_ENTRIES PROVIDED_
■ ■ ■ ■ ■
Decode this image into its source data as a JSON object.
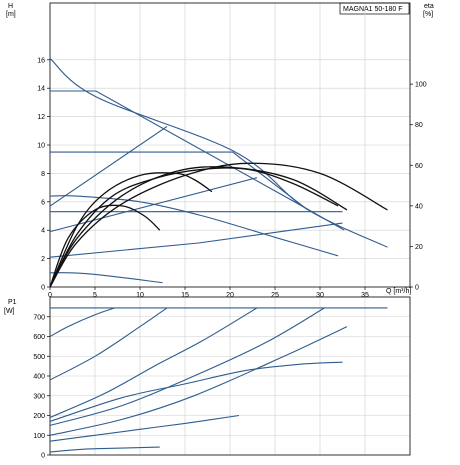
{
  "product_label": "MAGNA1 50-180 F",
  "colors": {
    "curve_blue": "#2f5c8f",
    "efficiency_black": "#111111",
    "grid": "#cfcfcf"
  },
  "chart_data": [
    {
      "type": "line",
      "xlabel": "Q [m³/h]",
      "ylabel": "H\n[m]",
      "y2label": "eta\n[%]",
      "xlim": [
        0,
        40
      ],
      "ylim": [
        0,
        20
      ],
      "y2lim": [
        0,
        140
      ],
      "x_ticks": [
        0,
        5,
        10,
        15,
        20,
        25,
        30,
        35
      ],
      "y_ticks": [
        0,
        2,
        4,
        6,
        8,
        10,
        12,
        14,
        16
      ],
      "y2_ticks": [
        0,
        20,
        40,
        60,
        80,
        100
      ],
      "grid": true,
      "series_head": [
        {
          "x": [
            0,
            5.1,
            20.6,
            28.5,
            37.5
          ],
          "y": [
            16.1,
            13.4,
            9.5,
            5.5,
            2.8
          ]
        },
        {
          "x": [
            0,
            5.1,
            28.3,
            32.7
          ],
          "y": [
            13.8,
            13.8,
            5.6,
            4.0
          ]
        },
        {
          "x": [
            0,
            20.3,
            28.5
          ],
          "y": [
            9.5,
            9.5,
            5.5
          ]
        },
        {
          "x": [
            0,
            32.5
          ],
          "y": [
            5.3,
            5.3
          ]
        },
        {
          "x": [
            0,
            3,
            10,
            17,
            25,
            32
          ],
          "y": [
            6.4,
            6.4,
            6.0,
            5.0,
            3.5,
            2.2
          ]
        },
        {
          "x": [
            0,
            3,
            7,
            12.5
          ],
          "y": [
            1.0,
            0.98,
            0.75,
            0.3
          ]
        },
        {
          "x": [
            0,
            16.5,
            32.5
          ],
          "y": [
            2.1,
            3.1,
            4.5
          ]
        },
        {
          "x": [
            0,
            23.0
          ],
          "y": [
            3.9,
            7.7
          ]
        },
        {
          "x": [
            0,
            13.0
          ],
          "y": [
            5.7,
            11.3
          ]
        }
      ],
      "series_eta": [
        {
          "x": [
            0,
            3,
            8,
            15,
            22,
            30,
            37.5
          ],
          "y": [
            0,
            22,
            41,
            55,
            61,
            56,
            38
          ]
        },
        {
          "x": [
            0,
            3,
            8,
            14,
            20,
            27,
            33
          ],
          "y": [
            0,
            24,
            45,
            57,
            59,
            53,
            38
          ]
        },
        {
          "x": [
            0,
            3,
            7,
            12,
            17,
            22,
            27,
            32
          ],
          "y": [
            0,
            26,
            45,
            54,
            58,
            58,
            51,
            40
          ]
        },
        {
          "x": [
            0,
            3,
            6,
            10,
            14,
            16,
            18
          ],
          "y": [
            0,
            30,
            46,
            55,
            56,
            53,
            47
          ]
        },
        {
          "x": [
            0,
            2,
            5,
            8,
            10.5,
            12.2
          ],
          "y": [
            0,
            24,
            38,
            40,
            35,
            28
          ]
        }
      ]
    },
    {
      "type": "line",
      "xlabel": "",
      "ylabel": "P1\n[W]",
      "xlim": [
        0,
        40
      ],
      "ylim": [
        0,
        800
      ],
      "y_ticks": [
        0,
        100,
        200,
        300,
        400,
        500,
        600,
        700
      ],
      "x_ticks": [
        0,
        5,
        10,
        15,
        20,
        25,
        30,
        35
      ],
      "grid": true,
      "series_power": [
        {
          "x": [
            0,
            10,
            37.5
          ],
          "y": [
            745,
            745,
            745
          ]
        },
        {
          "x": [
            0,
            2,
            5,
            7.2
          ],
          "y": [
            600,
            650,
            710,
            745
          ]
        },
        {
          "x": [
            0,
            5,
            10,
            13
          ],
          "y": [
            380,
            500,
            650,
            745
          ]
        },
        {
          "x": [
            0,
            6,
            12,
            17,
            23
          ],
          "y": [
            190,
            310,
            460,
            580,
            745
          ]
        },
        {
          "x": [
            0,
            8,
            16,
            24,
            30.5
          ],
          "y": [
            150,
            250,
            400,
            570,
            745
          ]
        },
        {
          "x": [
            0,
            8,
            16,
            26,
            33
          ],
          "y": [
            100,
            180,
            300,
            500,
            650
          ]
        },
        {
          "x": [
            0,
            8,
            15,
            22,
            28,
            32.5
          ],
          "y": [
            170,
            290,
            360,
            430,
            460,
            470
          ]
        },
        {
          "x": [
            0,
            5,
            10,
            15,
            21
          ],
          "y": [
            70,
            100,
            130,
            160,
            200
          ]
        },
        {
          "x": [
            0,
            4,
            8,
            12.2
          ],
          "y": [
            15,
            30,
            35,
            40
          ]
        }
      ]
    }
  ]
}
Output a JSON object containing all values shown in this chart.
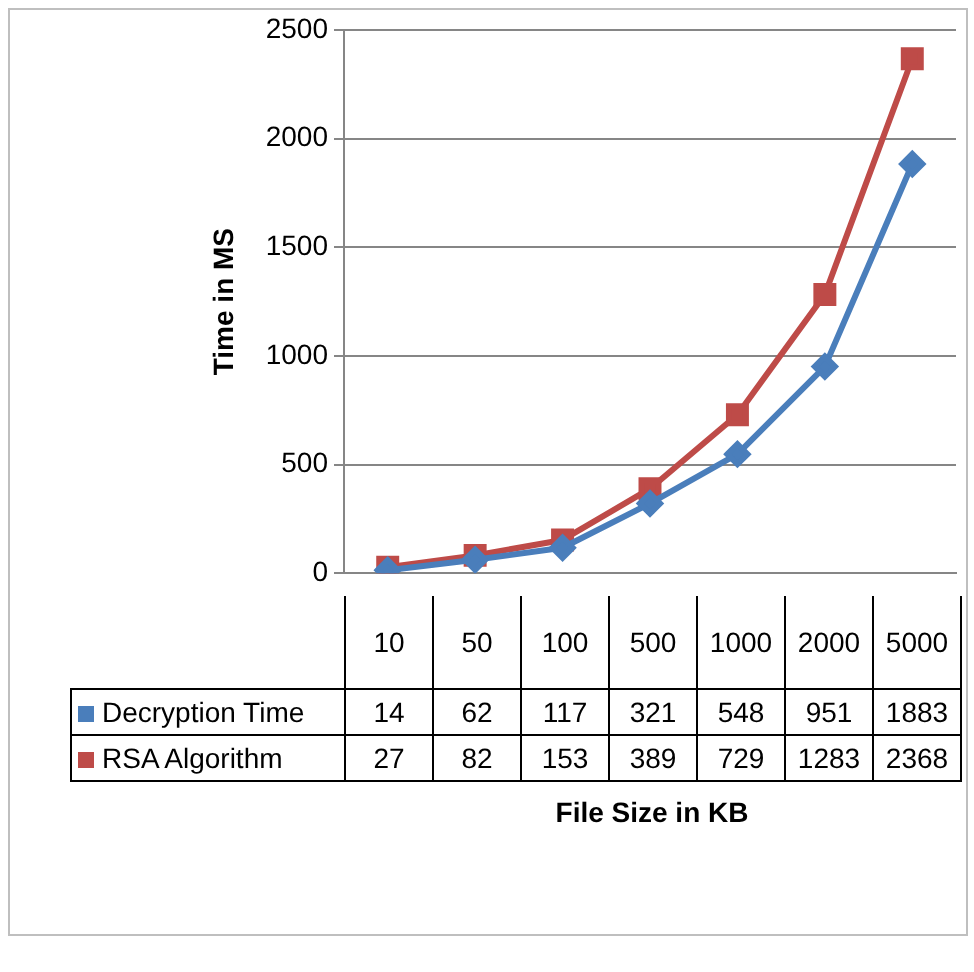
{
  "chart_data": {
    "type": "line",
    "xlabel": "File Size in KB",
    "ylabel": "Time in MS",
    "categories": [
      "10",
      "50",
      "100",
      "500",
      "1000",
      "2000",
      "5000"
    ],
    "series": [
      {
        "name": "Decryption Time",
        "color": "#4a7ebb",
        "marker": "diamond",
        "values": [
          14,
          62,
          117,
          321,
          548,
          951,
          1883
        ]
      },
      {
        "name": "RSA Algorithm",
        "color": "#be4b48",
        "marker": "square",
        "values": [
          27,
          82,
          153,
          389,
          729,
          1283,
          2368
        ]
      }
    ],
    "ylim": [
      0,
      2500
    ],
    "yticks": [
      0,
      500,
      1000,
      1500,
      2000,
      2500
    ],
    "grid": "y",
    "data_labels": true,
    "legend": "bottom",
    "line_style": "solid"
  }
}
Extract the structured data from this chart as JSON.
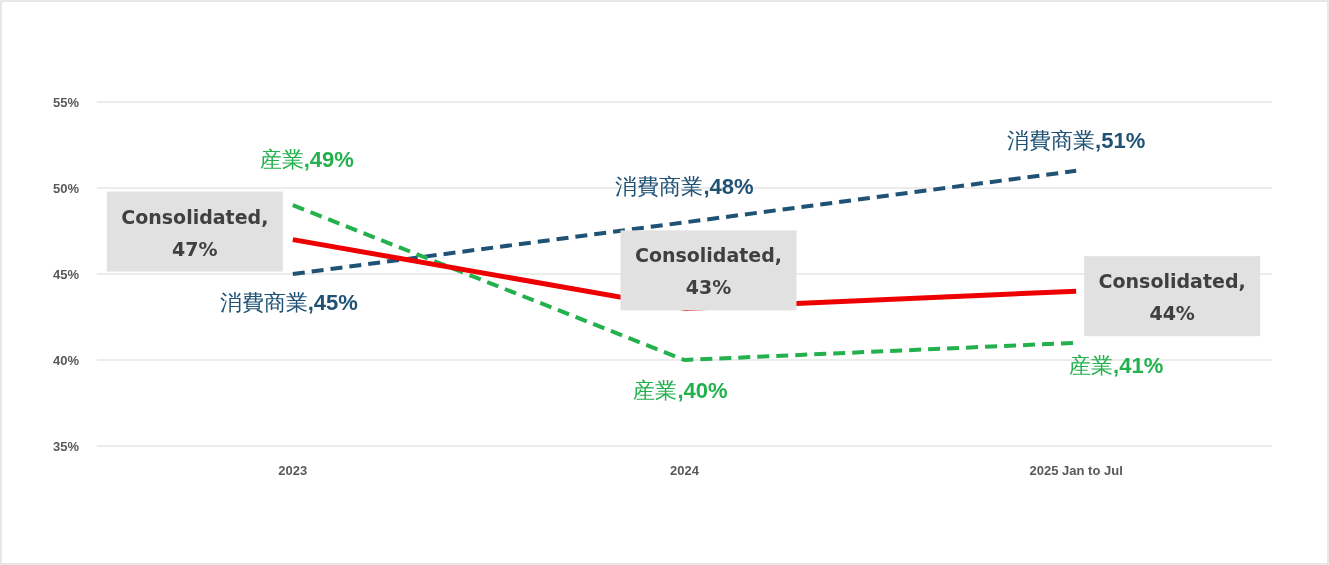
{
  "chart_data": {
    "type": "line",
    "categories": [
      "2023",
      "2024",
      "2025 Jan to Jul"
    ],
    "series": [
      {
        "color": "#1f5274",
        "line_style": "dashed",
        "values": [
          45,
          48,
          51
        ],
        "value_labels": [
          "消費商業,45%",
          "消費商業,48%",
          "消費商業,51%"
        ]
      },
      {
        "color": "#22b14c",
        "line_style": "dashed",
        "values": [
          49,
          40,
          41
        ],
        "value_labels": [
          "産業,49%",
          "産業,40%",
          "産業,41%"
        ]
      },
      {
        "color": "#ee0000",
        "line_style": "solid",
        "values": [
          47,
          43,
          44
        ],
        "value_labels": [
          "Consolidated, 47%",
          "Consolidated, 43%",
          "Consolidated, 44%"
        ]
      }
    ],
    "ylim": [
      35,
      55
    ],
    "yticks": [
      {
        "value": 35,
        "label": "35%"
      },
      {
        "value": 40,
        "label": "40%"
      },
      {
        "value": 45,
        "label": "45%"
      },
      {
        "value": 50,
        "label": "50%"
      },
      {
        "value": 55,
        "label": "55%"
      }
    ],
    "grid": "y",
    "marker": "none"
  }
}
■ ■ ■ ■ ■
_EXERCISE TASK_
In the records, locate each line holding the string "JSON" and copy it.

_FULL SOLUTION_
Decode this image into its source data as a JSON object.
Output a JSON object containing all values shown in this chart.
Extract the structured data from this chart as JSON.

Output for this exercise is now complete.